- **TASK DESCRIPTION**:
Within the listing below, locate all lines containing the word "name". Copy each one.

[Figure dataset records]
-- start --

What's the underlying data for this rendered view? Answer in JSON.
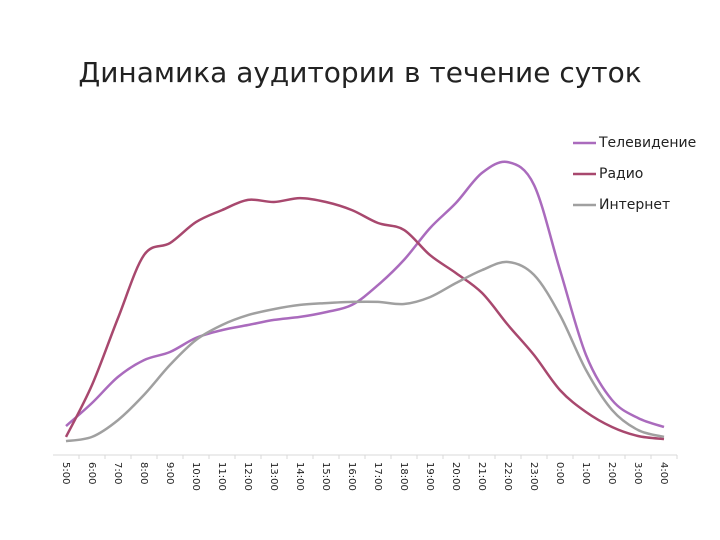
{
  "chart_data": {
    "type": "line",
    "title": "Динамика аудитории в течение суток",
    "categories": [
      "5:00",
      "6:00",
      "7:00",
      "8:00",
      "9:00",
      "10:00",
      "11:00",
      "12:00",
      "13:00",
      "14:00",
      "15:00",
      "16:00",
      "17:00",
      "18:00",
      "19:00",
      "20:00",
      "21:00",
      "22:00",
      "23:00",
      "0:00",
      "1:00",
      "2:00",
      "3:00",
      "4:00"
    ],
    "ylim": [
      0,
      100
    ],
    "legend": "upper right",
    "series": [
      {
        "name": "Телевидение",
        "color": "#aa6bbd",
        "values": [
          6.3,
          14,
          22.7,
          28.3,
          31,
          35.7,
          38.3,
          40,
          41.7,
          42.7,
          44.3,
          46.7,
          53.3,
          61.7,
          72.3,
          80.7,
          90.7,
          94.3,
          86.7,
          58.3,
          30,
          15,
          9,
          6
        ]
      },
      {
        "name": "Радио",
        "color": "#a8486e",
        "values": [
          2.7,
          20,
          42.3,
          63.3,
          67.3,
          74.3,
          78.3,
          81.7,
          81,
          82.3,
          81,
          78.3,
          74,
          71.7,
          63.3,
          57.3,
          50.7,
          40,
          30,
          18.3,
          11,
          6,
          3,
          2
        ]
      },
      {
        "name": "Интернет",
        "color": "#a0a0a0",
        "values": [
          1.3,
          2.7,
          8.3,
          16.7,
          26.7,
          35,
          40,
          43.3,
          45.3,
          46.7,
          47.3,
          47.7,
          47.7,
          47,
          49.3,
          54,
          58.3,
          61,
          56.7,
          43.3,
          25,
          11.7,
          5,
          2.7
        ]
      }
    ]
  }
}
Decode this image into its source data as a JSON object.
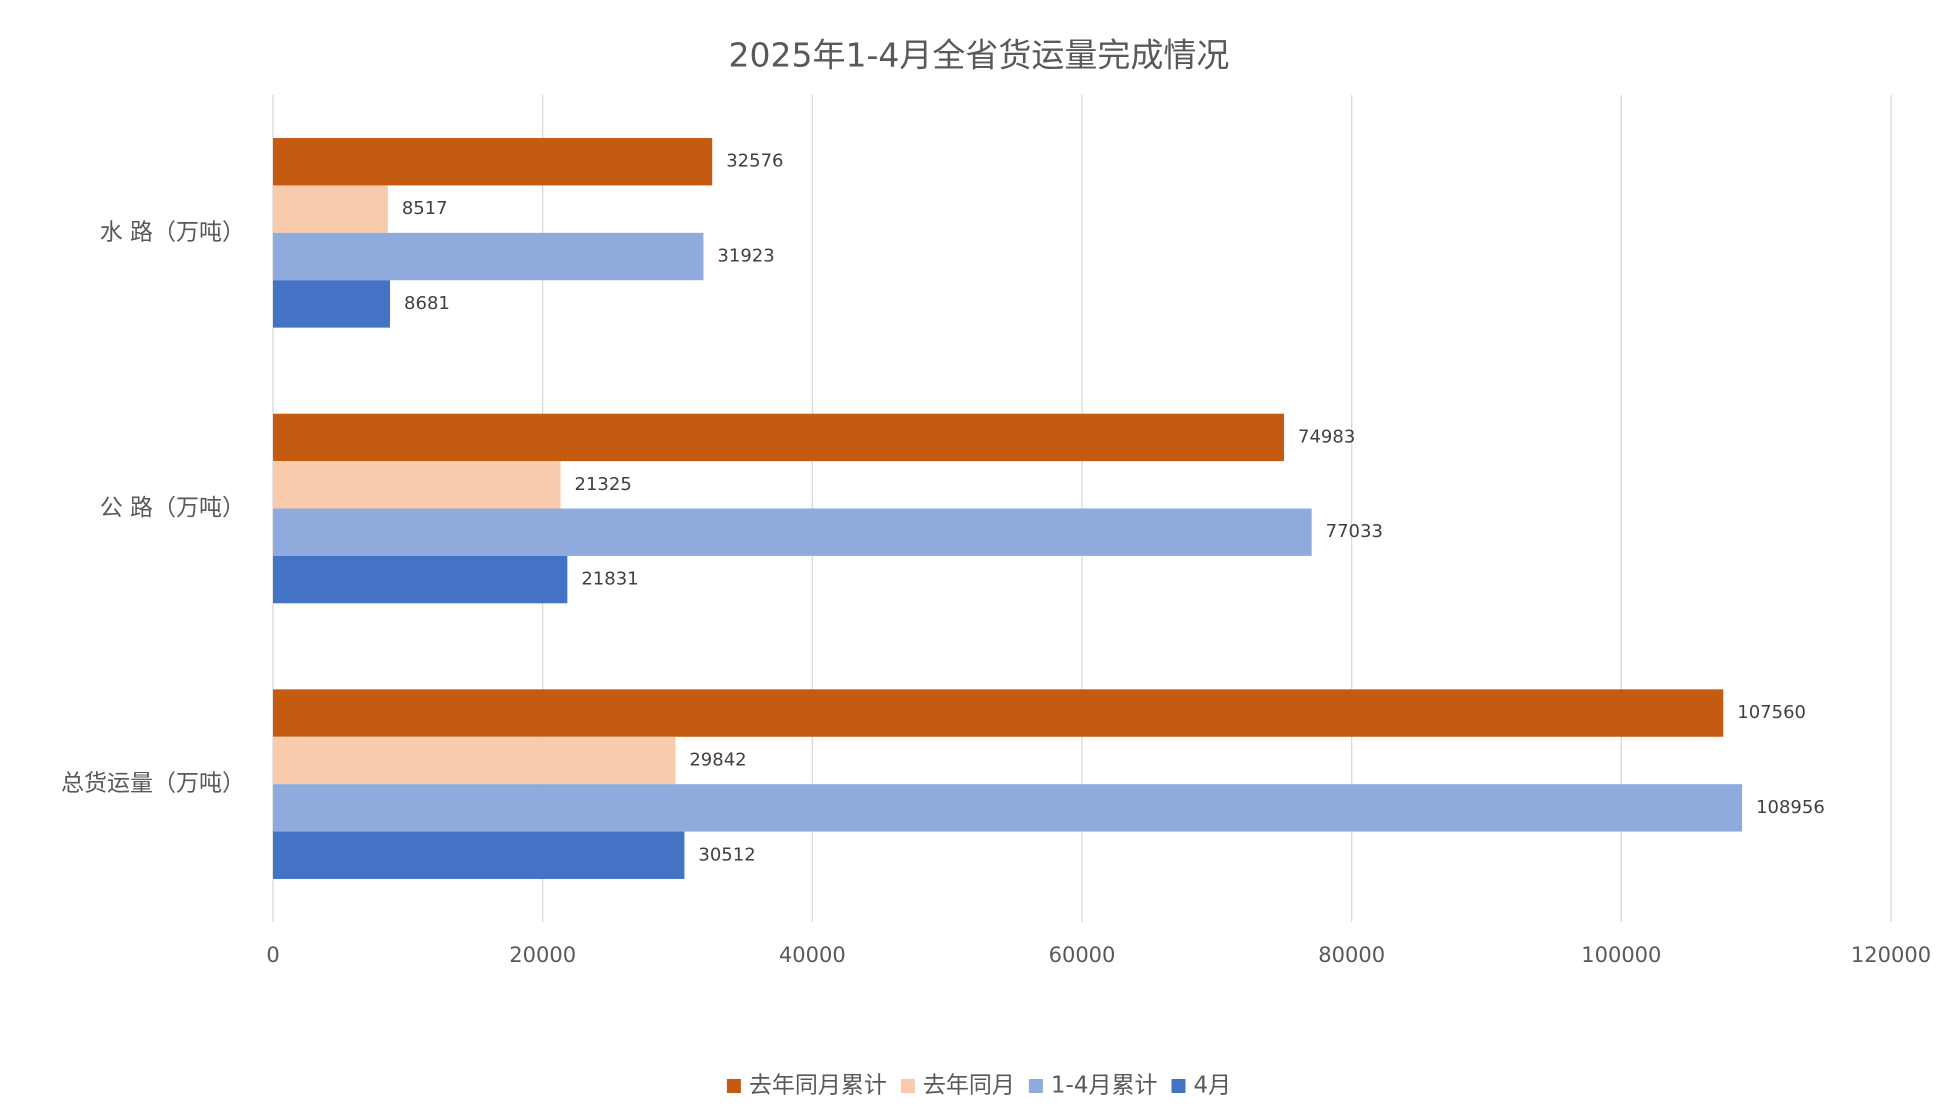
{
  "chart_data": {
    "type": "bar",
    "orientation": "horizontal",
    "title": "2025年1-4月全省货运量完成情况",
    "categories": [
      "水 路（万吨）",
      "公 路（万吨）",
      "总货运量（万吨）"
    ],
    "series": [
      {
        "name": "去年同月累计",
        "color": "#c55a11",
        "values": [
          32576,
          74983,
          107560
        ]
      },
      {
        "name": "去年同月",
        "color": "#f8cbad",
        "values": [
          8517,
          21325,
          29842
        ]
      },
      {
        "name": "1-4月累计",
        "color": "#8faadc",
        "values": [
          31923,
          77033,
          108956
        ]
      },
      {
        "name": "4月",
        "color": "#4472c4",
        "values": [
          8681,
          21831,
          30512
        ]
      }
    ],
    "xlim": [
      0,
      120000
    ],
    "xticks": [
      0,
      20000,
      40000,
      60000,
      80000,
      100000,
      120000
    ],
    "grid": true,
    "legend": "bottom"
  }
}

-- end --

- **EXERCISE OUTPUT**:
        "name": "Телевидение",
        "name": "Радио",
        "name": "Интернет",
        "name": "去年同月累计",
        "name": "去年同月",
        "name": "1-4月累计",
        "name": "4月",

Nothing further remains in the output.